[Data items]

──────────────────────────────

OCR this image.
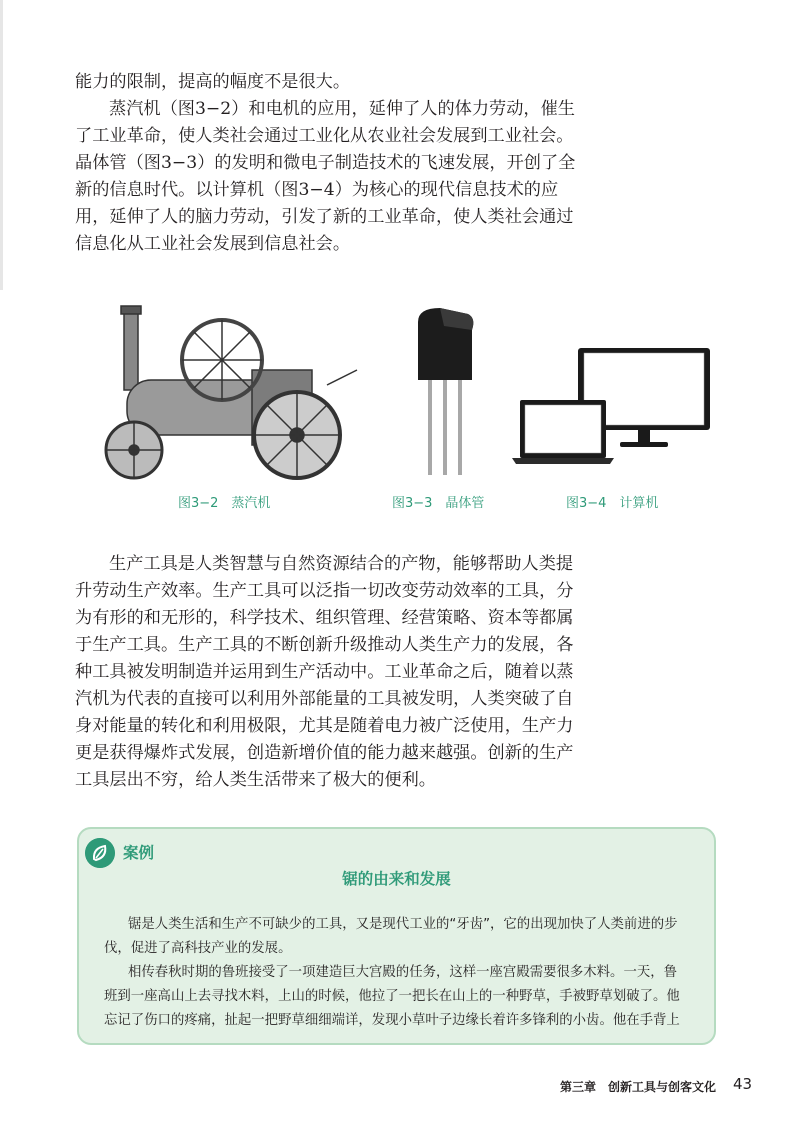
能力的限制，提高的幅度不是很大。
蒸汽机（图3−2）和电机的应用，延伸了人的体力劳动，催生
了工业革命，使人类社会通过工业化从农业社会发展到工业社会。
晶体管（图3−3）的发明和微电子制造技术的飞速发展，开创了全
新的信息时代。以计算机（图3−4）为核心的现代信息技术的应
用，延伸了人的脑力劳动，引发了新的工业革命，使人类社会通过
信息化从工业社会发展到信息社会。

图3−2　蒸汽机	图3−3　晶体管	图3−4　计算机

生产工具是人类智慧与自然资源结合的产物，能够帮助人类提
升劳动生产效率。生产工具可以泛指一切改变劳动效率的工具，分
为有形的和无形的，科学技术、组织管理、经营策略、资本等都属
于生产工具。生产工具的不断创新升级推动人类生产力的发展，各
种工具被发明制造并运用到生产活动中。工业革命之后，随着以蒸
汽机为代表的直接可以利用外部能量的工具被发明，人类突破了自
身对能量的转化和利用极限，尤其是随着电力被广泛使用，生产力
更是获得爆炸式发展，创造新增价值的能力越来越强。创新的生产
工具层出不穷，给人类生活带来了极大的便利。

案例
锯的由来和发展

锯是人类生活和生产不可缺少的工具，又是现代工业的“牙齿”，它的出现加快了人类前进的步
伐，促进了高科技产业的发展。

相传春秋时期的鲁班接受了一项建造巨大宫殿的任务，这样一座宫殿需要很多木料。一天，鲁
班到一座高山上去寻找木料，上山的时候，他拉了一把长在山上的一种野草，手被野草划破了。他
忘记了伤口的疼痛，扯起一把野草细细端详，发现小草叶子边缘长着许多锋利的小齿。他在手背上

第三章　创新工具与创客文化 43
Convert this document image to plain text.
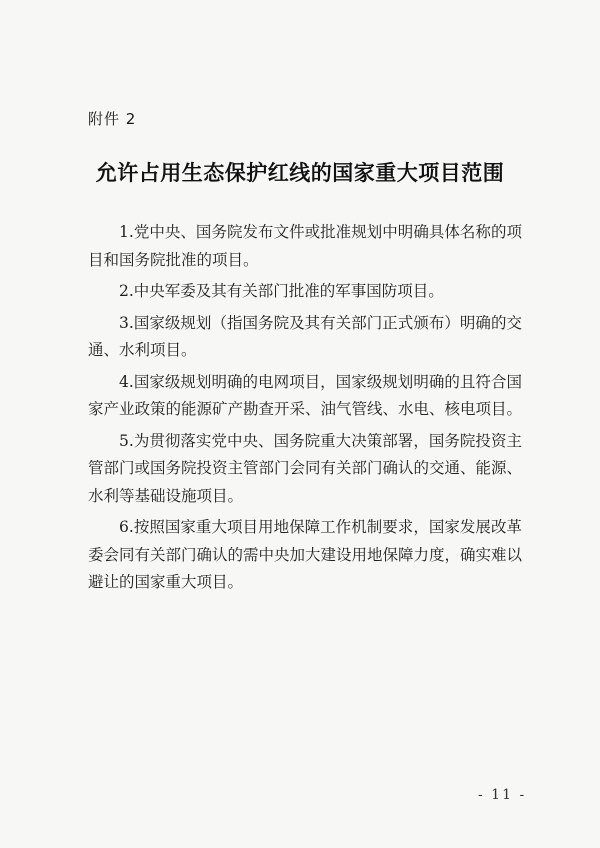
附件 2
允许占用生态保护红线的国家重大项目范围

1.党中央、国务院发布文件或批准规划中明确具体名称的项目和国务院批准的项目。

2.中央军委及其有关部门批准的军事国防项目。

3.国家级规划（指国务院及其有关部门正式颁布）明确的交通、水利项目。

4.国家级规划明确的电网项目，国家级规划明确的且符合国家产业政策的能源矿产勘查开采、油气管线、水电、核电项目。

5.为贯彻落实党中央、国务院重大决策部署，国务院投资主管部门或国务院投资主管部门会同有关部门确认的交通、能源、水利等基础设施项目。

6.按照国家重大项目用地保障工作机制要求，国家发展改革委会同有关部门确认的需中央加大建设用地保障力度，确实难以避让的国家重大项目。

- 11 -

──────────────────────────────

Task prompt →
Filter the data for the string "image" and copy every line that has it.

Correct result →
OCR this image.
Convert this document image to plain text.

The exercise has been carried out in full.